### TASK INSTRUCTIONS
Wherever a line below holds the word "JSON", copy that line.

-------------------------

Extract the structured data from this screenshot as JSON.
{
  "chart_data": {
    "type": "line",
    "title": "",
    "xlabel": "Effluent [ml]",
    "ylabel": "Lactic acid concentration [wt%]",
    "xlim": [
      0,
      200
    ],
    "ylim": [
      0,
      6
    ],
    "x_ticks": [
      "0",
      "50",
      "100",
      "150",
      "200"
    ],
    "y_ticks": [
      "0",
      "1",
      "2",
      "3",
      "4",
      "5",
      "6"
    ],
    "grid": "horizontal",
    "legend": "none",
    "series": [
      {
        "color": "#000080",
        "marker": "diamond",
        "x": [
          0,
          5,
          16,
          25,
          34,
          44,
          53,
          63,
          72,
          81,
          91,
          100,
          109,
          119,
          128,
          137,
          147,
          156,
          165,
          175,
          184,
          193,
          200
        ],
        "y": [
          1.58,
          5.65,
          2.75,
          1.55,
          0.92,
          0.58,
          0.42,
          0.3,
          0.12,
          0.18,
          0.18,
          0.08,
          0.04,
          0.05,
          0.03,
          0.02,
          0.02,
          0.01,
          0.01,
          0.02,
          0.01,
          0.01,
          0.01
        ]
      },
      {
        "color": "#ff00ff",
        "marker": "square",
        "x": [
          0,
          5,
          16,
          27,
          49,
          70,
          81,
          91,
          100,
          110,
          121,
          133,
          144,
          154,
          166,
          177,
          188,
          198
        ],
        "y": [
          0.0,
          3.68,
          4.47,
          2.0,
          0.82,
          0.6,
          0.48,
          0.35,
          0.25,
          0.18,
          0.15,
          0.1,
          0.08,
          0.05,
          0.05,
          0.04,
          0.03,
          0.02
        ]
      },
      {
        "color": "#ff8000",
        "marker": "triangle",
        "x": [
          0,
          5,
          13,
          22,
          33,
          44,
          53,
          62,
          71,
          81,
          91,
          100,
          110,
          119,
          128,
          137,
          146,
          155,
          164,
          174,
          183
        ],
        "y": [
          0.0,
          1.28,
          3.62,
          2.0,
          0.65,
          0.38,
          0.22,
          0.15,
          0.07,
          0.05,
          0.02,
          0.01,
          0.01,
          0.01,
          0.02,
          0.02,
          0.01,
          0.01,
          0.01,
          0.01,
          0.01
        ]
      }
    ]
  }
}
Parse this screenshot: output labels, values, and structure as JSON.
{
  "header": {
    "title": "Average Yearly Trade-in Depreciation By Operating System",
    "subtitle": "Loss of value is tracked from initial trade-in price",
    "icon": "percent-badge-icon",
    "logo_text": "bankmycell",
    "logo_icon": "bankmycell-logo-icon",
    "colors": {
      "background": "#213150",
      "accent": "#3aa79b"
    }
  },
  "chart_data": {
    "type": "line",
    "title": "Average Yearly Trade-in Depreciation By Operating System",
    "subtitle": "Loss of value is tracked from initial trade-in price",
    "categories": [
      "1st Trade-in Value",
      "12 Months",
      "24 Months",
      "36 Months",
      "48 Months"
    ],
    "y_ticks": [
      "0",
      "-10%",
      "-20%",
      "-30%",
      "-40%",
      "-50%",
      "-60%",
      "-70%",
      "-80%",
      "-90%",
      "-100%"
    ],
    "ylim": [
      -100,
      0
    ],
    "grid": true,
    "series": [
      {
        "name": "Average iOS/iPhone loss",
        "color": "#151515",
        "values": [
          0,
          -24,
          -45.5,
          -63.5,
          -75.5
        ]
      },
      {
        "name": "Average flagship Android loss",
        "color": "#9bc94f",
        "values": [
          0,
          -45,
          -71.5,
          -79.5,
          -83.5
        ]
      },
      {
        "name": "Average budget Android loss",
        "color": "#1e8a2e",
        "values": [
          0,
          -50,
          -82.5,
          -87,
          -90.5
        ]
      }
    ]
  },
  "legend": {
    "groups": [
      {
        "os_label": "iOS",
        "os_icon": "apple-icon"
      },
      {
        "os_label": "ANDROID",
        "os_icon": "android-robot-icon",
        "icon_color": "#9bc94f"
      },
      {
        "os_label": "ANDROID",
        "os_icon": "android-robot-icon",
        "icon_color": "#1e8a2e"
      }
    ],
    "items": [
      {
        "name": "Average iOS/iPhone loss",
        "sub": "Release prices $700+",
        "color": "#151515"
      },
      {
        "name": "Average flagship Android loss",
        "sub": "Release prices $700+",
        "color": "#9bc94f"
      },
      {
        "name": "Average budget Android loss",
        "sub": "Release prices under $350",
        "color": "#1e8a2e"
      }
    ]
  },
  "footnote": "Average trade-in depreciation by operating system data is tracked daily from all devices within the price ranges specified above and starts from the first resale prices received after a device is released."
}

-------------------------

### TASK RESPONSE
Extract the structured data from this screenshot as JSON.
Parse this screenshot: output labels, values, and structure as JSON.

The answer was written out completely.